[start Provided material]

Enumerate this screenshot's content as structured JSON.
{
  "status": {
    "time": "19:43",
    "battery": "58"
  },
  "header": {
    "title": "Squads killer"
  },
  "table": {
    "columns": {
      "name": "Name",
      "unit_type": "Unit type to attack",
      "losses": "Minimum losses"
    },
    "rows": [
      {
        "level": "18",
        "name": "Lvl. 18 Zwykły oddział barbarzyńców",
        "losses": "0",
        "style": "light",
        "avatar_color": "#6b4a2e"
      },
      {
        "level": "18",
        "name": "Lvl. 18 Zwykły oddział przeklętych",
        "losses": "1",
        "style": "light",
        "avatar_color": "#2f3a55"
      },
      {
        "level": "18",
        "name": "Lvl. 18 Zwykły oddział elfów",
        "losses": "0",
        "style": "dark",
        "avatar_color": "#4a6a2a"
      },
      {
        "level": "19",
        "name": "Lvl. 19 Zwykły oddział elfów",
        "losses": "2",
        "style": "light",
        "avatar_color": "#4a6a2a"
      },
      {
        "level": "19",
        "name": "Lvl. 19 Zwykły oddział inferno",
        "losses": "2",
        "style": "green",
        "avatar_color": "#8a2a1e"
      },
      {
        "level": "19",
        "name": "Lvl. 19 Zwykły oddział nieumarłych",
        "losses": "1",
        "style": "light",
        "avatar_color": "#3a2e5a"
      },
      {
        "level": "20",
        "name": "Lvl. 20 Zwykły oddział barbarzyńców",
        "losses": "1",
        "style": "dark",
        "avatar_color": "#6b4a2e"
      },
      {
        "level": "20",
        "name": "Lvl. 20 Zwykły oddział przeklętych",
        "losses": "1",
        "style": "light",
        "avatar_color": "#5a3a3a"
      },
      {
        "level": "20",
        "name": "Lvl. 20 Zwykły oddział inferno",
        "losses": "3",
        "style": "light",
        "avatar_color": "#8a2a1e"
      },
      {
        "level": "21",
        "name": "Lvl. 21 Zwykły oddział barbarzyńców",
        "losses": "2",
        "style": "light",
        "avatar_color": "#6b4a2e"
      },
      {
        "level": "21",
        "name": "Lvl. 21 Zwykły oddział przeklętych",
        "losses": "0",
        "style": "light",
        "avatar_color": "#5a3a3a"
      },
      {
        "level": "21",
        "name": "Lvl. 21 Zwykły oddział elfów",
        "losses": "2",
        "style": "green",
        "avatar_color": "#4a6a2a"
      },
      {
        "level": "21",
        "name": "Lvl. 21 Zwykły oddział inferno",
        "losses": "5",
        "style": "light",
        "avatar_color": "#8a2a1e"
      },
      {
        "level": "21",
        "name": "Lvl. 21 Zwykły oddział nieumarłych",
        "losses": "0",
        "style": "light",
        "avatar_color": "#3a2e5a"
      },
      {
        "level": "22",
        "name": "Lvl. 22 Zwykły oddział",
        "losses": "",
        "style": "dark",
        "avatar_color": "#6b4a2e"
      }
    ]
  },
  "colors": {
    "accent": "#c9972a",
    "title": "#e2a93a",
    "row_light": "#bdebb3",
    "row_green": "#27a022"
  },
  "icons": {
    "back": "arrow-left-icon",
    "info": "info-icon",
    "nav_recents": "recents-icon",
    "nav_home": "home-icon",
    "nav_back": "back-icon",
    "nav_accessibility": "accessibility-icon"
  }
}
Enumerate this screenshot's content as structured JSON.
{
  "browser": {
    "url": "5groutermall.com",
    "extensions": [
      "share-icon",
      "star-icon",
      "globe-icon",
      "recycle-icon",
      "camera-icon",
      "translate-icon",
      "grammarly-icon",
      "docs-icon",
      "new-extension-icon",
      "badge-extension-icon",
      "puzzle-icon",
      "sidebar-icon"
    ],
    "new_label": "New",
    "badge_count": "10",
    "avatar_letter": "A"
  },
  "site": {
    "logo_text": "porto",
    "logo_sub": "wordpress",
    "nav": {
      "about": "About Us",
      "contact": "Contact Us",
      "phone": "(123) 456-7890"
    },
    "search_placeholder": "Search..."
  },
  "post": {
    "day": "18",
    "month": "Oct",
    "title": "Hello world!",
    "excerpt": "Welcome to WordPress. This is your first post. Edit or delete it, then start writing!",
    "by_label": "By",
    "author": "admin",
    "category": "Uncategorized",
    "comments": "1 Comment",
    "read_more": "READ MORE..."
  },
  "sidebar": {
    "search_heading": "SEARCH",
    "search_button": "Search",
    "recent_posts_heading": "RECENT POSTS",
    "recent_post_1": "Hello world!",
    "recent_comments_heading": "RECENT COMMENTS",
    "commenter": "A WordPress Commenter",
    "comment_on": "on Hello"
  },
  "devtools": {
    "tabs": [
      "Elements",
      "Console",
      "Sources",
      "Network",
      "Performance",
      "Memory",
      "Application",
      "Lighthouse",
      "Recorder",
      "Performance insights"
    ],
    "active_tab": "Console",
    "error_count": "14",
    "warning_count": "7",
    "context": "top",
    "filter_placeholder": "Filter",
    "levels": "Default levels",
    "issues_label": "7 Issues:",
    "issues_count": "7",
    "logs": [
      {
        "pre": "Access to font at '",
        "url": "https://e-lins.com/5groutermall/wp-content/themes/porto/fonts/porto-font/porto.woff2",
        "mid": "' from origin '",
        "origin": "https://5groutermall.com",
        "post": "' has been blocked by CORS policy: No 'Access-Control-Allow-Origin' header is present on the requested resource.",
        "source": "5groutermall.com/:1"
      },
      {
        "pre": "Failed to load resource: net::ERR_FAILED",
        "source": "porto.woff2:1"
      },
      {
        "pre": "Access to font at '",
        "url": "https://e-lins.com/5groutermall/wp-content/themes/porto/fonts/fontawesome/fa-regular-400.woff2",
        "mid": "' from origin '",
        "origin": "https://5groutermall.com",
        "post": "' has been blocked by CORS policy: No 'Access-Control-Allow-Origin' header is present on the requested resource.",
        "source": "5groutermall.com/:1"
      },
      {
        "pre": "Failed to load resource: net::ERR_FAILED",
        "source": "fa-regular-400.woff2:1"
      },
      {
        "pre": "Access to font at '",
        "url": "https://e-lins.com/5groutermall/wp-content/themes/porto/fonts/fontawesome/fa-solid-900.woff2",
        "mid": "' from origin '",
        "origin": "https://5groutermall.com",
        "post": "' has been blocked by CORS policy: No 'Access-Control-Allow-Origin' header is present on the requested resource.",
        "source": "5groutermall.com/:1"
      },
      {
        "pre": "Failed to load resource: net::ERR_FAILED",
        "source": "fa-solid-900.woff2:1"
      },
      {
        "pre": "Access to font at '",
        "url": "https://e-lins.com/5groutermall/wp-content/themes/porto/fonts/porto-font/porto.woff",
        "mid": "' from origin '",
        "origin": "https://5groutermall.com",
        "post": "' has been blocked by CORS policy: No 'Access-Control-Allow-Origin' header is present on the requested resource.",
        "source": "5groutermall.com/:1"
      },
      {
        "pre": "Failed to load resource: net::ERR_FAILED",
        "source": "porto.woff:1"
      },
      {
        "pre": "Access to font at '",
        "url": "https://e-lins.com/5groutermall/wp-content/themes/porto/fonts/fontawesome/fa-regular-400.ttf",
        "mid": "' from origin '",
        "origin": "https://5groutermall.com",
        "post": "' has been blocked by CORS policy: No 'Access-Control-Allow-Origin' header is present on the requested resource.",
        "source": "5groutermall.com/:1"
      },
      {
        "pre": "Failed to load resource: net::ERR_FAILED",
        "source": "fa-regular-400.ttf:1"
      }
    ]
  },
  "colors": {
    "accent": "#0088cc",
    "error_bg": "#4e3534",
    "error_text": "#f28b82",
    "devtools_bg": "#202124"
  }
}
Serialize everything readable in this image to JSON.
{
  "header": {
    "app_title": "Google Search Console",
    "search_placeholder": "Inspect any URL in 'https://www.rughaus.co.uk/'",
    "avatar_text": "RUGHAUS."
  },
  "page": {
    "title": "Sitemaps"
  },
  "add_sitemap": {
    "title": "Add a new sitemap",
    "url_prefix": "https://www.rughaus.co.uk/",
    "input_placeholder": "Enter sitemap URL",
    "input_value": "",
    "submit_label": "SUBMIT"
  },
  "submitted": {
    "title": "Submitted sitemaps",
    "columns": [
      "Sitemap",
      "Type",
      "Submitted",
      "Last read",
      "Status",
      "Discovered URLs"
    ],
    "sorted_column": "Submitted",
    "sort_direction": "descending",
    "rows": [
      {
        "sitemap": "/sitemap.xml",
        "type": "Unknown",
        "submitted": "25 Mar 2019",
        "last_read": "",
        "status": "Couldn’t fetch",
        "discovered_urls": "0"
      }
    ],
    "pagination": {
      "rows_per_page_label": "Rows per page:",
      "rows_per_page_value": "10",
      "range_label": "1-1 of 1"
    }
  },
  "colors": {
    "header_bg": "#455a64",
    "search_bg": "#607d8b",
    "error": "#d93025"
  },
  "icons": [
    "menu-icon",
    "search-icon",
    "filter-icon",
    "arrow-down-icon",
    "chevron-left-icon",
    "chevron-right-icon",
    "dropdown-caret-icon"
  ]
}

[end Provided material]

Stated task: Search the data for "chevron" and list every line in which it occurs.

Task output:
    "chevron-left-icon",
    "chevron-right-icon",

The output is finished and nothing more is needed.